Data excerpts »
____
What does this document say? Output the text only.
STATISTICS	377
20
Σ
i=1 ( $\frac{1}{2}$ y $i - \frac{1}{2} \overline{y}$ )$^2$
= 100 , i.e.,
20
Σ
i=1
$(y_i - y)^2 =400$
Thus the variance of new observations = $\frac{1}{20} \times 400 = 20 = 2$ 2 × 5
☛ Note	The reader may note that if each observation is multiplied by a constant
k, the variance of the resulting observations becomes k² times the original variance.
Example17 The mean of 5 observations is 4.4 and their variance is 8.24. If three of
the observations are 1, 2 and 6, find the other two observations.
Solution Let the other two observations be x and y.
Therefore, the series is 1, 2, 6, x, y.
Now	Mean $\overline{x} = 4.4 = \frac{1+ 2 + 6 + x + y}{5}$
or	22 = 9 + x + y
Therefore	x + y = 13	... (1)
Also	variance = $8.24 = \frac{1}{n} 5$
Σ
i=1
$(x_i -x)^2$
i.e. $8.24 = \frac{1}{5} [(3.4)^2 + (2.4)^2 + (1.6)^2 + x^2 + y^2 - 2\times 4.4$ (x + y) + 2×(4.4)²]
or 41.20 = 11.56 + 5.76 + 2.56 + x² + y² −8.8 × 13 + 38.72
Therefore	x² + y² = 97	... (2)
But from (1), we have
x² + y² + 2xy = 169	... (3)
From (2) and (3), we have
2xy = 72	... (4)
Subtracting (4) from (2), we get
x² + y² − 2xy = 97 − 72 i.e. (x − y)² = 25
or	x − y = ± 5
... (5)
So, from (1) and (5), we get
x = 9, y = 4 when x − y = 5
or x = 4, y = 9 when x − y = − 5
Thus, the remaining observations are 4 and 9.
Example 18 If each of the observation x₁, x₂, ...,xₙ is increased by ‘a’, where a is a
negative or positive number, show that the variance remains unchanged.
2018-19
____
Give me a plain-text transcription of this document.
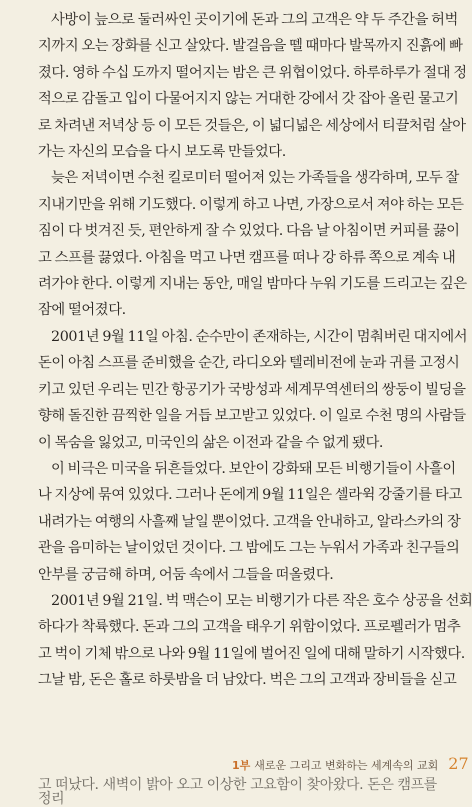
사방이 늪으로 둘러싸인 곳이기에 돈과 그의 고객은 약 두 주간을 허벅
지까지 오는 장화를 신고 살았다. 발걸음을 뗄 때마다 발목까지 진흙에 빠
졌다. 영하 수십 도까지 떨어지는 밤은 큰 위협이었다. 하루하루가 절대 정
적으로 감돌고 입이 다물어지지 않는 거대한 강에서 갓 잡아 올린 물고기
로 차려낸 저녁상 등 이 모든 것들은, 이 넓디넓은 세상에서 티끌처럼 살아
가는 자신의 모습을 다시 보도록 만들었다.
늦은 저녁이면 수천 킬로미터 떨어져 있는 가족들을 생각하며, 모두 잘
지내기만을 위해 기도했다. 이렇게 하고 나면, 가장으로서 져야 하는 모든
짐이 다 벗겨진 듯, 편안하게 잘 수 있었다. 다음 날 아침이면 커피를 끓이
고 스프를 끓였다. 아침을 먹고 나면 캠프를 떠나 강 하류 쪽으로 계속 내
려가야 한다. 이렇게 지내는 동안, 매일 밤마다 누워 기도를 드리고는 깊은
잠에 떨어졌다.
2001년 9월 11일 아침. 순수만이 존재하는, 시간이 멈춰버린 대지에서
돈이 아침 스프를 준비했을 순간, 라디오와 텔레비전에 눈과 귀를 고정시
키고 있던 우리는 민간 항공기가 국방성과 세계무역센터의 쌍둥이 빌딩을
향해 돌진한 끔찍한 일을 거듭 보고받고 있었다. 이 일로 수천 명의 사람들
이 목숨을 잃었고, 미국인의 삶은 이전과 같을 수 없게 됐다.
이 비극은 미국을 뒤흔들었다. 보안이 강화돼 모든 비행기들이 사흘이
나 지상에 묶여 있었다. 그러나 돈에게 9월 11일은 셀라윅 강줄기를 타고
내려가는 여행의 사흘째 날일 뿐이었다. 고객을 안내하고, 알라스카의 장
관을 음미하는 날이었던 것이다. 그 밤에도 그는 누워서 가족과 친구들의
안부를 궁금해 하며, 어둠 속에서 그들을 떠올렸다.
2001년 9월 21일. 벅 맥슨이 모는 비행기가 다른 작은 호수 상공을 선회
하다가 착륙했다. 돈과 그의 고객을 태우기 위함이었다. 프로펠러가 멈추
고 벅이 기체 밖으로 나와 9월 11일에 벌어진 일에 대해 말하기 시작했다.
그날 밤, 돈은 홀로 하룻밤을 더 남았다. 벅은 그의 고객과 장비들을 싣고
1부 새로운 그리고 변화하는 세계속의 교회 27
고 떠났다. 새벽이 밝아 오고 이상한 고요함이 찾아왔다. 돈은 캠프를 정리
____
Task prompt » All lines holding the word "variance" should be picked out and copied.

Answer to the task »
Thus the variance of new observations = $\frac{1}{20} \times 400 = 20 = 2$ 2 × 5
k, the variance of the resulting observations becomes k² times the original variance.
Example17 The mean of 5 observations is 4.4 and their variance is 8.24. If three of
Also	variance = $8.24 = \frac{1}{n} 5$
negative or positive number, show that the variance remains unchanged.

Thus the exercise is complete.